(Excerpts from a dataset)
####
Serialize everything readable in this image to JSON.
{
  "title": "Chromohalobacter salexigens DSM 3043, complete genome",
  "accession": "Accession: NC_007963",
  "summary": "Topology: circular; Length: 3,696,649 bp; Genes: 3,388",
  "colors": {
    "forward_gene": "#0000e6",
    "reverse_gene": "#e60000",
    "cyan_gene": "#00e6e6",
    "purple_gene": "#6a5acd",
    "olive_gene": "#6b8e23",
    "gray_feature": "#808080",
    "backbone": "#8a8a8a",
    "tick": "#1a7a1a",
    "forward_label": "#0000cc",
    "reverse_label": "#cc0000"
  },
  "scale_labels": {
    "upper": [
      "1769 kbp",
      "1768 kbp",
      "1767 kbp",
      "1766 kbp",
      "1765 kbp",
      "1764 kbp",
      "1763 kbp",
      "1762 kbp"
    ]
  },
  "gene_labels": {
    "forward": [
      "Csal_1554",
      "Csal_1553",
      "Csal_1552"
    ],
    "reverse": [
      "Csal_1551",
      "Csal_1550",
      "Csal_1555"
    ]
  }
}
####
Nothing above should be left out; write out every record exactly.

## Exercise output
Serialize everything readable in this image to JSON.
{
  "title": "Chromohalobacter salexigens DSM 3043, complete genome",
  "accession": "Accession: NC_007963",
  "summary": "Topology: circular; Length: 3,696,649 bp; Genes: 3,388",
  "colors": {
    "forward_gene": "#0000e6",
    "reverse_gene": "#e60000",
    "cyan_gene": "#00e6e6",
    "purple_gene": "#6a5acd",
    "olive_gene": "#6b8e23",
    "gray_feature": "#808080",
    "backbone": "#8a8a8a",
    "tick": "#1a7a1a",
    "forward_label": "#0000cc",
    "reverse_label": "#cc0000"
  },
  "scale_labels": {
    "upper": [
      "1769 kbp",
      "1768 kbp",
      "1767 kbp",
      "1766 kbp",
      "1765 kbp",
      "1764 kbp",
      "1763 kbp",
      "1762 kbp"
    ]
  },
  "gene_labels": {
    "forward": [
      "Csal_1554",
      "Csal_1553",
      "Csal_1552"
    ],
    "reverse": [
      "Csal_1551",
      "Csal_1550",
      "Csal_1555"
    ]
  }
}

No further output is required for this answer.